--- START Data section ---

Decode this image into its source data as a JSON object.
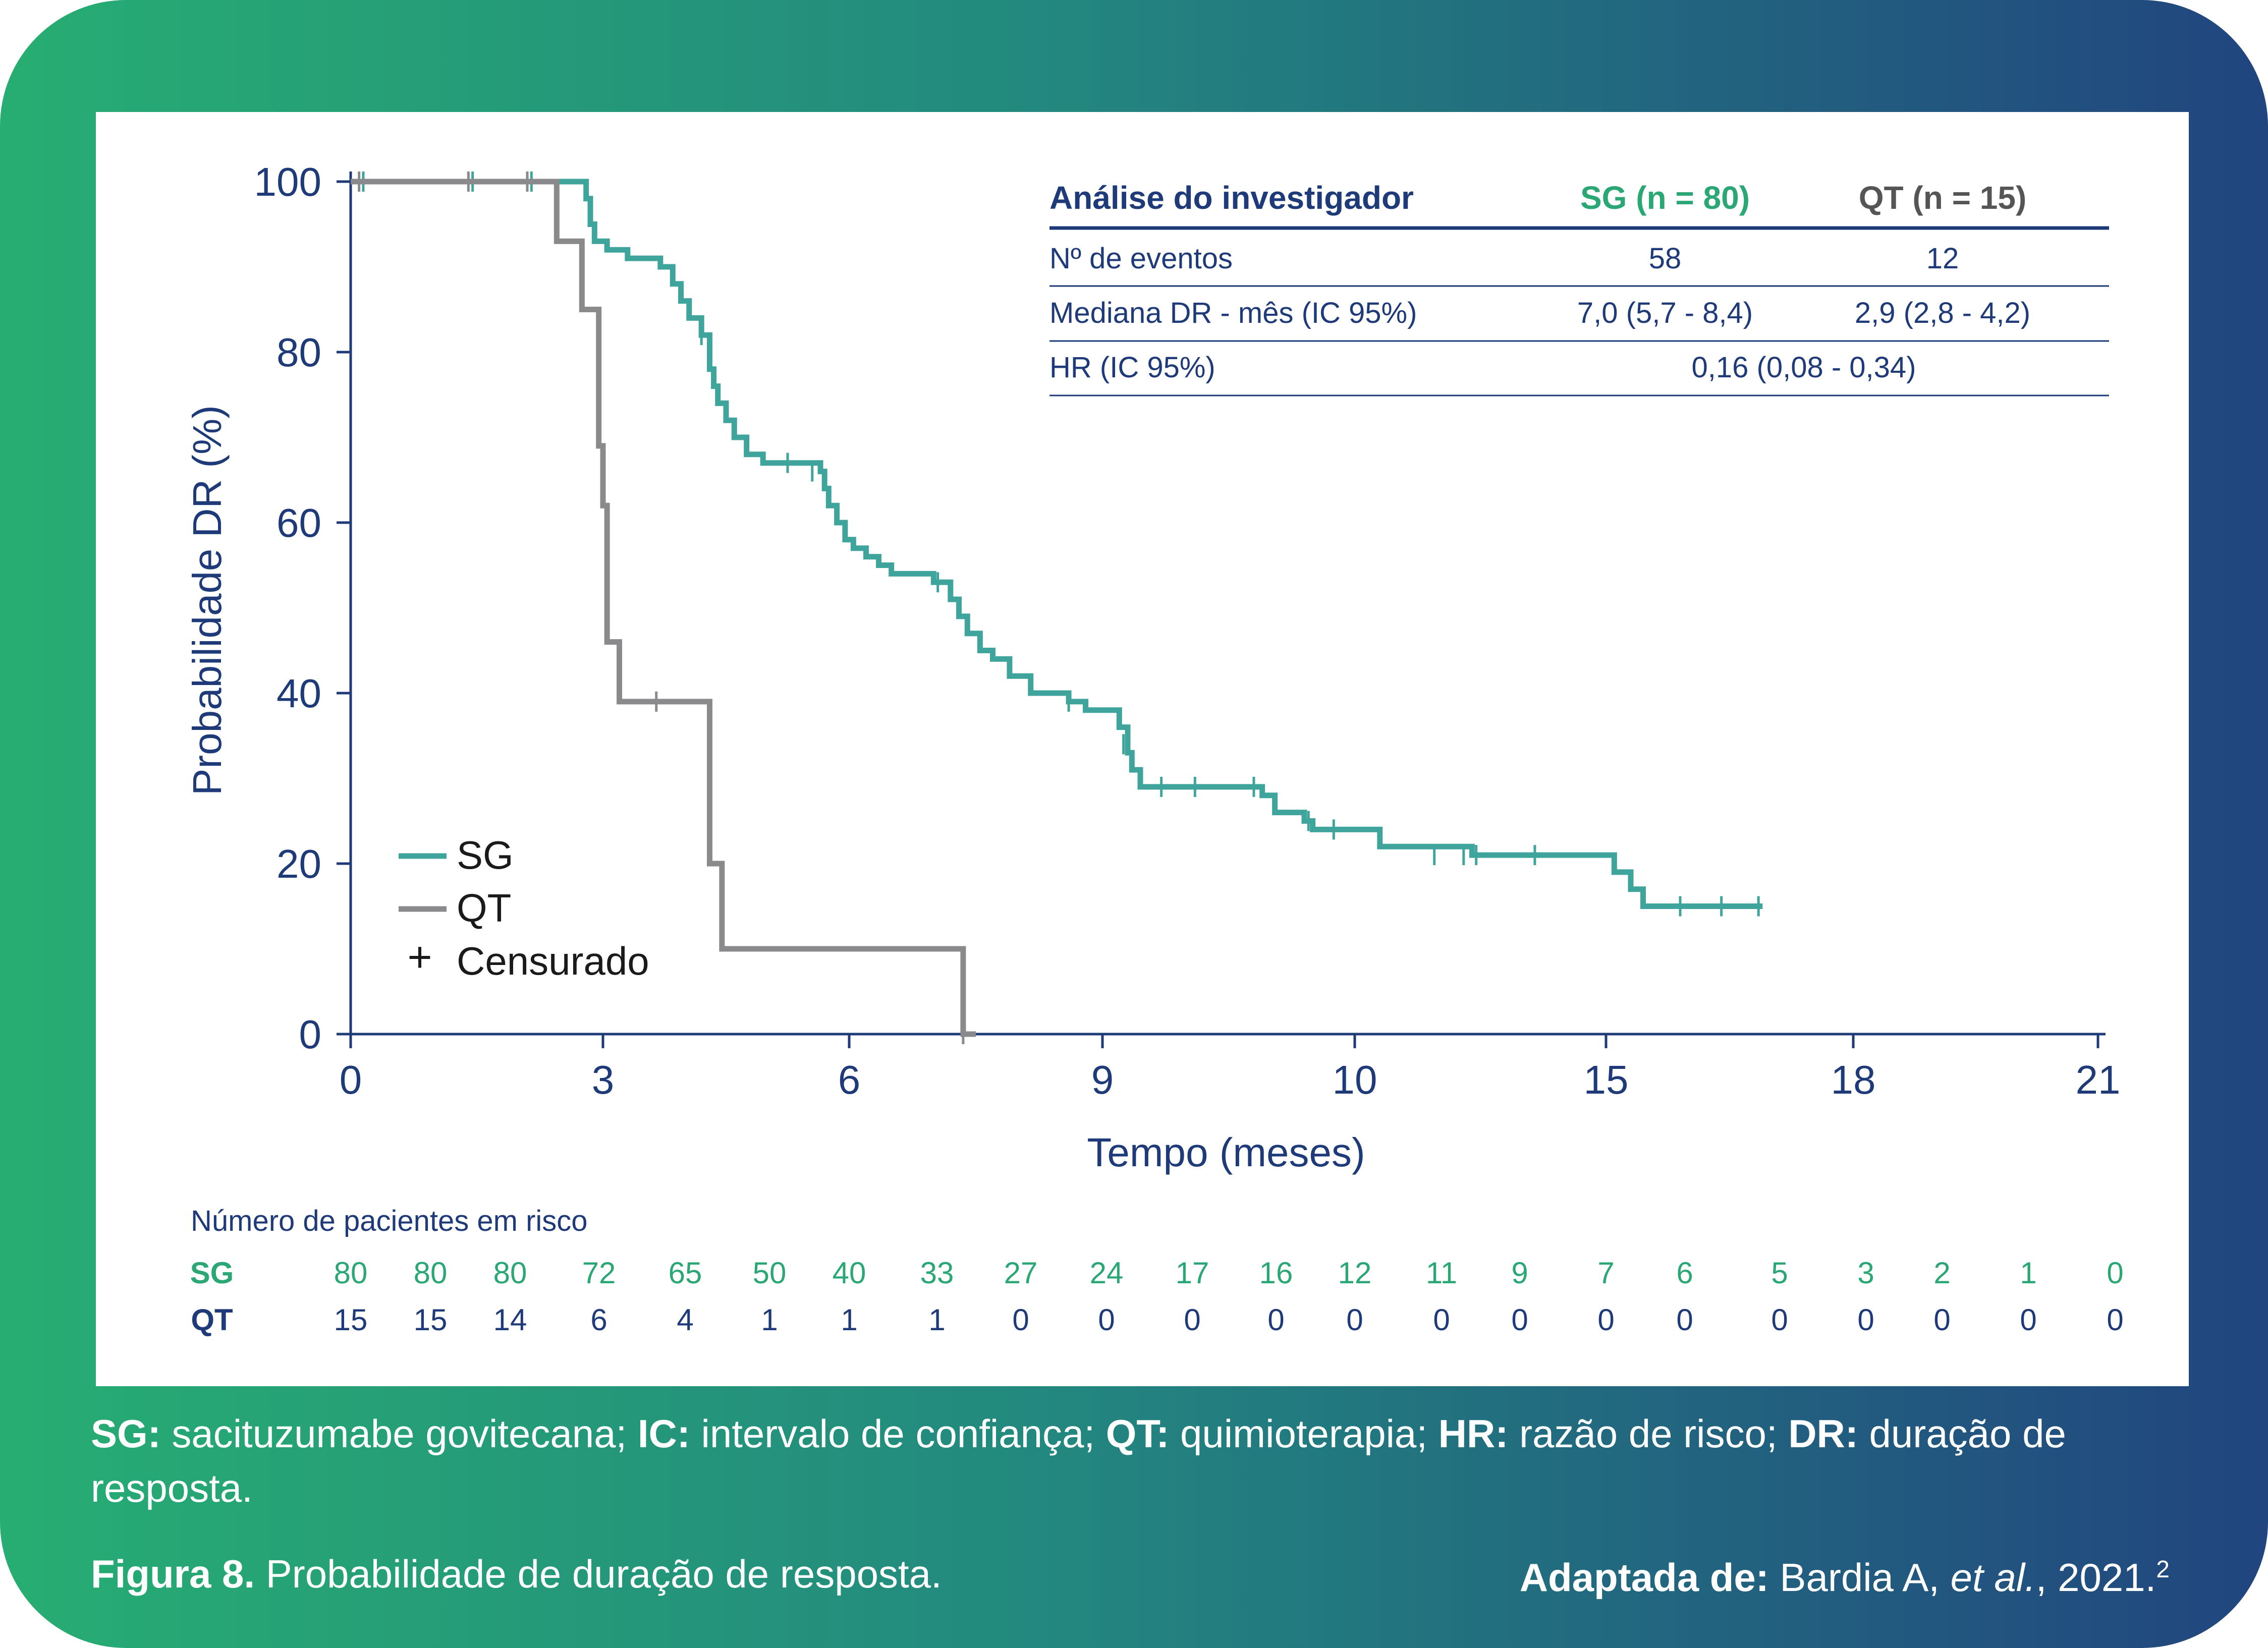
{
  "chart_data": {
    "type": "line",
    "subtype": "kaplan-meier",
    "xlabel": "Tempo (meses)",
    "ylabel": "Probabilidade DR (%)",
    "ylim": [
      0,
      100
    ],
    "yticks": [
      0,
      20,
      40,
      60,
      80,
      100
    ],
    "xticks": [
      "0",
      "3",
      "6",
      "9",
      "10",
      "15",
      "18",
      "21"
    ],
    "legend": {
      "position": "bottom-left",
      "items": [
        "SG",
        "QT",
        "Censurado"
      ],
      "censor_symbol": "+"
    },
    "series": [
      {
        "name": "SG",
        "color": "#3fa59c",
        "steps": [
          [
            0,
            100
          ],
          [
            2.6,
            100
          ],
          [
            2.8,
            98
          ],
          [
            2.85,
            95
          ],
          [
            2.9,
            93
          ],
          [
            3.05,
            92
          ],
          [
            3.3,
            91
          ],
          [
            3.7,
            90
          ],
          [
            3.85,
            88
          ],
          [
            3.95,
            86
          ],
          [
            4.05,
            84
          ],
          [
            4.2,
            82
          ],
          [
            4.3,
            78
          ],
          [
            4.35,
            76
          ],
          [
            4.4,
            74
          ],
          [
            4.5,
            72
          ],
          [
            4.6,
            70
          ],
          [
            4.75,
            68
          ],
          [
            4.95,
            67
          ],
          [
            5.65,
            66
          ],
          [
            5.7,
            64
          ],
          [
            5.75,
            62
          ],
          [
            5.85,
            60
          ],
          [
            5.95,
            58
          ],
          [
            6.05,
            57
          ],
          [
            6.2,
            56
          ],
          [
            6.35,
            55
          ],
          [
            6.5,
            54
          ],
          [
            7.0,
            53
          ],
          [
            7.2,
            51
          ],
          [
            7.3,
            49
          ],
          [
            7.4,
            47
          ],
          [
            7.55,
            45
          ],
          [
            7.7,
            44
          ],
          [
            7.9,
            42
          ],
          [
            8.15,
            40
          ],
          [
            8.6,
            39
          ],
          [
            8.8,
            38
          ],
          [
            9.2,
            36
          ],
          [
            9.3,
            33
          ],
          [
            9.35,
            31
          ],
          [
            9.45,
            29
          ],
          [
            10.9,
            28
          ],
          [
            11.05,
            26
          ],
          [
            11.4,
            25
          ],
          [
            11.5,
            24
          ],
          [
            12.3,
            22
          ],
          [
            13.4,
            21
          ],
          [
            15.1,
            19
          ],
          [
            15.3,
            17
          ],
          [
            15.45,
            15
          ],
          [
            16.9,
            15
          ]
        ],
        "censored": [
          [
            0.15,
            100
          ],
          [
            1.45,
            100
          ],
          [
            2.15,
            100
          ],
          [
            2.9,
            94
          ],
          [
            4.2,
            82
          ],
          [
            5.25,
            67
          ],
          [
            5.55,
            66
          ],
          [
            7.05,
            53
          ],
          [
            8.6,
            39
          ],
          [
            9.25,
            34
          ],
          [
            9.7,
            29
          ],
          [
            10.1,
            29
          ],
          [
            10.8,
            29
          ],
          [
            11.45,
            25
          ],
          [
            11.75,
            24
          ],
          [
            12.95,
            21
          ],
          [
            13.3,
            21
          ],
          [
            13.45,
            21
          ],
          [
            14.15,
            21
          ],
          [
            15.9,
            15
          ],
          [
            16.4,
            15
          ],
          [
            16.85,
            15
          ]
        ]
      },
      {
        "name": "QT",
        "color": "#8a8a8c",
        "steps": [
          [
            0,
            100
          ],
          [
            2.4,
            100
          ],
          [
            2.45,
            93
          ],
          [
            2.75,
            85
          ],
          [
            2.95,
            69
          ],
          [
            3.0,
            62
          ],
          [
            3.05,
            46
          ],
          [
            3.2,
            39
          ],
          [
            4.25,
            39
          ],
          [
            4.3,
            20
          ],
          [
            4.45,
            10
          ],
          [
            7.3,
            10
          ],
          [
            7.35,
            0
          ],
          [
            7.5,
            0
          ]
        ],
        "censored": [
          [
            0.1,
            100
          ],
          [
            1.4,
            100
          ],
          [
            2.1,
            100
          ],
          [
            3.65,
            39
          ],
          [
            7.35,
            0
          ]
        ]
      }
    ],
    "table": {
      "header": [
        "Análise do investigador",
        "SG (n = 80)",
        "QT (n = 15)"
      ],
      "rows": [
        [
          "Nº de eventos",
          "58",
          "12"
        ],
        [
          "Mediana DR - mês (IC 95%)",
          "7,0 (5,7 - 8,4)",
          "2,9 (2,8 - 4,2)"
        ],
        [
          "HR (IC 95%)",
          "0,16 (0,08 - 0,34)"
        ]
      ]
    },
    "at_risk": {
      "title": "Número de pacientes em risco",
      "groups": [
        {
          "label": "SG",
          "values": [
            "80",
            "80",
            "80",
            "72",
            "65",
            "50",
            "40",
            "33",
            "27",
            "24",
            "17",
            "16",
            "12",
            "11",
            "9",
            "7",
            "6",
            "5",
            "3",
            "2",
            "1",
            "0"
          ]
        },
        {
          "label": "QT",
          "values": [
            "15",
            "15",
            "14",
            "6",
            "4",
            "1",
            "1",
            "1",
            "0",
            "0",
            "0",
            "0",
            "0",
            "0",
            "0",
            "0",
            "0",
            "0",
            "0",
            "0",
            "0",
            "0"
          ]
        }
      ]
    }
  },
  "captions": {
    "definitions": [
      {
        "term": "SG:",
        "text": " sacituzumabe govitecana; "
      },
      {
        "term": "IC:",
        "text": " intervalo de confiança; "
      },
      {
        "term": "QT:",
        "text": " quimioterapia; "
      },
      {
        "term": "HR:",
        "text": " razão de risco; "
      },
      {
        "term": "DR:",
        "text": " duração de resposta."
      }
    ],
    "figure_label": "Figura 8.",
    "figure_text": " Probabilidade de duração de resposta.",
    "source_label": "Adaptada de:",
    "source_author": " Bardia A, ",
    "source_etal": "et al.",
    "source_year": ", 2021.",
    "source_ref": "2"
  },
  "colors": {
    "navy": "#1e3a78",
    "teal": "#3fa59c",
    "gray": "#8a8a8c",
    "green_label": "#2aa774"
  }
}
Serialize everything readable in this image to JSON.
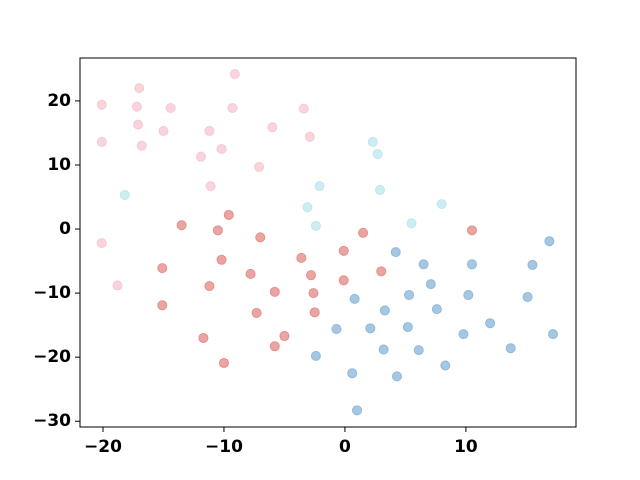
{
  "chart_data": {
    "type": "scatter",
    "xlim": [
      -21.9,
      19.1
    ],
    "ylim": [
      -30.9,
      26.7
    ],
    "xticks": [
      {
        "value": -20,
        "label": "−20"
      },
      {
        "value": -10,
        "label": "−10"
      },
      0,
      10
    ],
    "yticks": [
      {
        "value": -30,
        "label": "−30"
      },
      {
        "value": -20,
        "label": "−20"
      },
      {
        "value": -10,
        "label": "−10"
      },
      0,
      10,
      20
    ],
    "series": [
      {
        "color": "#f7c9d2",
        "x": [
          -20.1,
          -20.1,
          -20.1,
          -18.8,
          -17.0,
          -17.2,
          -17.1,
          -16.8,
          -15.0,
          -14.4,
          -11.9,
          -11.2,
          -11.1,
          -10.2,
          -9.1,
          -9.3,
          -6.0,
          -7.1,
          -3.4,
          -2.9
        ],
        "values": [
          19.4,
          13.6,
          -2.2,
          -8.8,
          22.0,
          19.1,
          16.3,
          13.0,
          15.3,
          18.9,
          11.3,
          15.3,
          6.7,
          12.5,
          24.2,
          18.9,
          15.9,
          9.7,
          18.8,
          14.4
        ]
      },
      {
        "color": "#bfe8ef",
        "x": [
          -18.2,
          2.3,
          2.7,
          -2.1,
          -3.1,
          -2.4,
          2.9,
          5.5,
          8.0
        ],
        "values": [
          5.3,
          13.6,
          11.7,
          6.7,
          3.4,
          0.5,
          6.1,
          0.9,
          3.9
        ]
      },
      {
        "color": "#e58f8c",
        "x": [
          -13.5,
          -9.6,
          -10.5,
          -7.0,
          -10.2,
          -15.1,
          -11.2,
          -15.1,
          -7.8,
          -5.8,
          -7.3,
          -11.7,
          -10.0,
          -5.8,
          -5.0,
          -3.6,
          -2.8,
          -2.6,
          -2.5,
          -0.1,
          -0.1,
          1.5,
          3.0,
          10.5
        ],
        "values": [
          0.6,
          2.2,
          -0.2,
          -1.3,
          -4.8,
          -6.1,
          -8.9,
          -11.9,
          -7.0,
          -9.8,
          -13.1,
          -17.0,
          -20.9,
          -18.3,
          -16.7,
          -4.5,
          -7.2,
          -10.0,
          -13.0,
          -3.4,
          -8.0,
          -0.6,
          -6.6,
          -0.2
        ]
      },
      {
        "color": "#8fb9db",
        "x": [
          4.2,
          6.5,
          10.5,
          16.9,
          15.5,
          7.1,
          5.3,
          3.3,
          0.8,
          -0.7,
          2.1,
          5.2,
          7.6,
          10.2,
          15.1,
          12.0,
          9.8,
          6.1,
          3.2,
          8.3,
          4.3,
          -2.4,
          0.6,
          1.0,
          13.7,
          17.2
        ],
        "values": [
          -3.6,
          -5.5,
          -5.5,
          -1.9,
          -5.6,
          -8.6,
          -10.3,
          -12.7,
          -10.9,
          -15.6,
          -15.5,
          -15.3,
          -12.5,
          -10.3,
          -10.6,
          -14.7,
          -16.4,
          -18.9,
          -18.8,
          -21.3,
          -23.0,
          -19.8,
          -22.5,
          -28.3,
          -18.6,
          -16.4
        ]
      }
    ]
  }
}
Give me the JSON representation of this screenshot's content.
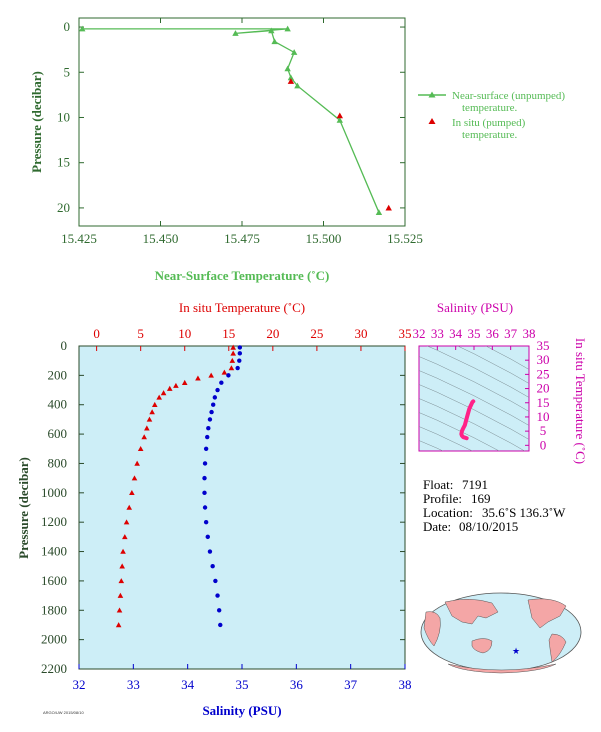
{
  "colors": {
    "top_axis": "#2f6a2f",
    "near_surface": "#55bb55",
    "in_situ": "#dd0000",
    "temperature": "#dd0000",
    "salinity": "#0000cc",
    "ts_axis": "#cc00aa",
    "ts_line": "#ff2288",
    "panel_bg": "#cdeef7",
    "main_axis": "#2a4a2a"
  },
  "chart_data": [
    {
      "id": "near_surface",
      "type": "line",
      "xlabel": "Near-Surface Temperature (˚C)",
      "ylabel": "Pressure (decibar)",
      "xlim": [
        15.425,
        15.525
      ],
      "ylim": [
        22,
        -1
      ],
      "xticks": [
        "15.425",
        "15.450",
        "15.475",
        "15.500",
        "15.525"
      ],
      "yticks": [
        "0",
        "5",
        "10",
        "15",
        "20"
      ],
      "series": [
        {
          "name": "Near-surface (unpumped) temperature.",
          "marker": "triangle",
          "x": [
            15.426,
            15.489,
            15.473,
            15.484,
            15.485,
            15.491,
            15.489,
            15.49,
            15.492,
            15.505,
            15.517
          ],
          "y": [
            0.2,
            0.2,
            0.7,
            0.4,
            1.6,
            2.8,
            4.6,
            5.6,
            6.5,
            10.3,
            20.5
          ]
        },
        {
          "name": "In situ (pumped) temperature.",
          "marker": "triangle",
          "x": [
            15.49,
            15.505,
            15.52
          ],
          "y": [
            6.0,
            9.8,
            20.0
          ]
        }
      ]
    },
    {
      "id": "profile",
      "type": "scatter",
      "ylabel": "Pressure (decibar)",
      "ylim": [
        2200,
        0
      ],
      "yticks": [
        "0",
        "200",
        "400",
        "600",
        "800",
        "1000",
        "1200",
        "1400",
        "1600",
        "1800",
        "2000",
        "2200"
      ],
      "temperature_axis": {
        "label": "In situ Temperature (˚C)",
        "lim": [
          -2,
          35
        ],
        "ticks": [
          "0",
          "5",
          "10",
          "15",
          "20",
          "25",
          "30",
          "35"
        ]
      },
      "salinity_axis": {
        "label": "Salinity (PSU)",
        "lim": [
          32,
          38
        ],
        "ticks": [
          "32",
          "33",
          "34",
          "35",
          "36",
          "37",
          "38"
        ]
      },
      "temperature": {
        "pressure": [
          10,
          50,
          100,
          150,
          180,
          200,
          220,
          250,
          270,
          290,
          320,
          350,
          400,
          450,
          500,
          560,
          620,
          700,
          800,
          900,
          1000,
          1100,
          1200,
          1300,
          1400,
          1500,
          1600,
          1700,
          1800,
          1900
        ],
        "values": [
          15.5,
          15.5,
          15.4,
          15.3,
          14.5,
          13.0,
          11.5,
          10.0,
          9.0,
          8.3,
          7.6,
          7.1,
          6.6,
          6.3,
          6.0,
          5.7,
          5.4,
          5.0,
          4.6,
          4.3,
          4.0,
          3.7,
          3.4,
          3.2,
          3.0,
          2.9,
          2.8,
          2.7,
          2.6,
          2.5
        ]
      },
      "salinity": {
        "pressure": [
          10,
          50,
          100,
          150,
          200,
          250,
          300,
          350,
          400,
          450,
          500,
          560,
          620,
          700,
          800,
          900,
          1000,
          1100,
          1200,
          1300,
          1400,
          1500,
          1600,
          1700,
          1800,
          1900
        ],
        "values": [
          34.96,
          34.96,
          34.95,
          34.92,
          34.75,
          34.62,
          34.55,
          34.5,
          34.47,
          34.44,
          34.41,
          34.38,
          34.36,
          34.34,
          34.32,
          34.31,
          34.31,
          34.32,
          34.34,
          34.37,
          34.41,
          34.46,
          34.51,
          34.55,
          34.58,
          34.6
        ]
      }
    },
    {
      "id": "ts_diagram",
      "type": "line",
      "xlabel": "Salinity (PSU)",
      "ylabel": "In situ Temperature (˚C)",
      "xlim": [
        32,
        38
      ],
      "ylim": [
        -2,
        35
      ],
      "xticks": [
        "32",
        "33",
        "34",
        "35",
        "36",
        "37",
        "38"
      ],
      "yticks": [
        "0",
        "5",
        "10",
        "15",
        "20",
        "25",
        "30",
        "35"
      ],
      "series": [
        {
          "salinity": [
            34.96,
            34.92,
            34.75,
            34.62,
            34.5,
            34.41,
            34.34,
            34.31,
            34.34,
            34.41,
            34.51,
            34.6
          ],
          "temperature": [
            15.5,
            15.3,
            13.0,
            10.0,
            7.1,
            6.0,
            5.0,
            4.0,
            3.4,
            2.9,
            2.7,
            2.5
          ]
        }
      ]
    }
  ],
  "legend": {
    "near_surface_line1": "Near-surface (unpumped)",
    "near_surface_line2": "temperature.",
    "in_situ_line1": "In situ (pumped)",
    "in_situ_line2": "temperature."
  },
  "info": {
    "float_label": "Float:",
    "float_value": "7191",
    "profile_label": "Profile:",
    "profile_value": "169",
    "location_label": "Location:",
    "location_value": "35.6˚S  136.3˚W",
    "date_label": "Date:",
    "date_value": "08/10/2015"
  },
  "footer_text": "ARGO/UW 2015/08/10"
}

--- END Data section ---

▶ Short task
Each line above that includes "name" counts once; state the total and nothing more.

▶ Full solution
4